[pypy-dev] Annotating space status

Samuele Pedroni pedronis at bluewin.ch
Wed Jul 2 23:30:40 CEST 2003


At 15:18 02.07.2003 -0400, Guido van Rossum wrote:
> > the problem is our fix-point condition which is mostly based purely
> > on types, and that we are trying to have it both ways, doing some
> > mixture of constant propagation (normal eval) and type propagation,
> > if you consider code like this:
> >
> > x = 0
> > while True:
> >    x = x + 2
> >
> > type propagation can end, but constant evaluation will give an
> > infinite loop.
> >
> > So we should clarify what we really want.
> >
> > One possibility is optinally instead of using types to decide
> > fix-points, we stop if some bytecode (position) has been encountered
> > more than N times.
>
>Right.  We could differentiate this by using the differentiation of
>object space and execution context for evaluation of internal helpers.

## To be done
1 - In the pypy-dev message, reproduce the passage from "At 15:18 02.07.2003" to "we really want." word for word.
2 - According to the pypy-dev message, what does constant evaluation give for the loop that repeatedly adds 2 to x?
3 - Restate more briefly the paragraph of the pypy-dev message that begins "the problem is our fix-point condition".

## Data section
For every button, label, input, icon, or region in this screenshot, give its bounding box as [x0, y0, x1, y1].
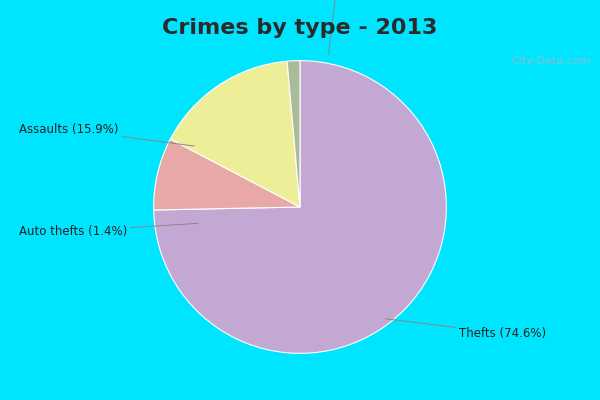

## Responses to the tasks
1 -
At 15:18 02.07.2003 -0400, Guido van Rossum wrote:
> > the problem is our fix-point condition which is mostly based purely
> > on types, and that we are trying to have it both ways, doing some
> > mixture of constant propagation (normal eval) and type propagation,
> > if you consider code like this:
> >
> > x = 0
> > while True:
> >    x = x + 2
> >
> > type propagation can end, but constant evaluation will give an
> > infinite loop.
> >
> > So we should clarify what we really want.

2 - An infinite loop.

3 - The fix-point condition is based mostly on types, yet the approach tries to mix constant propagation (normal evaluation) with type propagation.